# YOUR OBJECTIVE
Skip the images and return the records below exactly.

# Part of a data file
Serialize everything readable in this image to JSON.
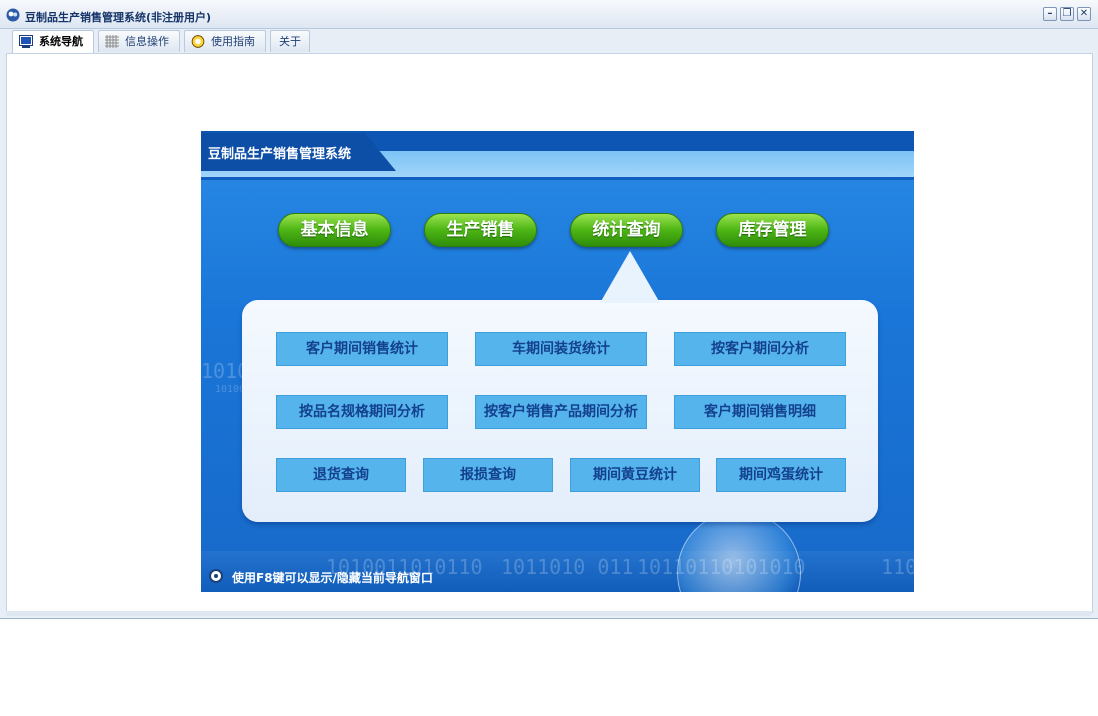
{
  "window": {
    "title": "豆制品生产销售管理系统(非注册用户)",
    "controls": [
      "–",
      "❐",
      "✕"
    ]
  },
  "tabs": [
    {
      "label": "系统导航",
      "icon": "monitor-icon",
      "active": true
    },
    {
      "label": "信息操作",
      "icon": "grid-icon",
      "active": false
    },
    {
      "label": "使用指南",
      "icon": "help-circle-icon",
      "active": false
    },
    {
      "label": "关于",
      "icon": "",
      "active": false
    }
  ],
  "panel": {
    "title": "豆制品生产销售管理系统",
    "main_buttons": [
      "基本信息",
      "生产销售",
      "统计查询",
      "库存管理"
    ],
    "sub_buttons": [
      "客户期间销售统计",
      "车期间装货统计",
      "按客户期间分析",
      "按品名规格期间分析",
      "按客户销售产品期间分析",
      "客户期间销售明细",
      "退货查询",
      "报损查询",
      "期间黄豆统计",
      "期间鸡蛋统计"
    ],
    "hint": "使用F8键可以显示/隐藏当前导航窗口"
  },
  "colors": {
    "accent_green": "#4db514",
    "panel_blue": "#1a76d8",
    "sub_button": "#56b4ec",
    "sub_button_text": "#13418e"
  }
}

# ANSWER TO THE EXERCISE
Serialize everything readable in this image to JSON.
{
  "window": {
    "title": "豆制品生产销售管理系统(非注册用户)",
    "controls": [
      "–",
      "❐",
      "✕"
    ]
  },
  "tabs": [
    {
      "label": "系统导航",
      "icon": "monitor-icon",
      "active": true
    },
    {
      "label": "信息操作",
      "icon": "grid-icon",
      "active": false
    },
    {
      "label": "使用指南",
      "icon": "help-circle-icon",
      "active": false
    },
    {
      "label": "关于",
      "icon": "",
      "active": false
    }
  ],
  "panel": {
    "title": "豆制品生产销售管理系统",
    "main_buttons": [
      "基本信息",
      "生产销售",
      "统计查询",
      "库存管理"
    ],
    "sub_buttons": [
      "客户期间销售统计",
      "车期间装货统计",
      "按客户期间分析",
      "按品名规格期间分析",
      "按客户销售产品期间分析",
      "客户期间销售明细",
      "退货查询",
      "报损查询",
      "期间黄豆统计",
      "期间鸡蛋统计"
    ],
    "hint": "使用F8键可以显示/隐藏当前导航窗口"
  },
  "colors": {
    "accent_green": "#4db514",
    "panel_blue": "#1a76d8",
    "sub_button": "#56b4ec",
    "sub_button_text": "#13418e"
  }
}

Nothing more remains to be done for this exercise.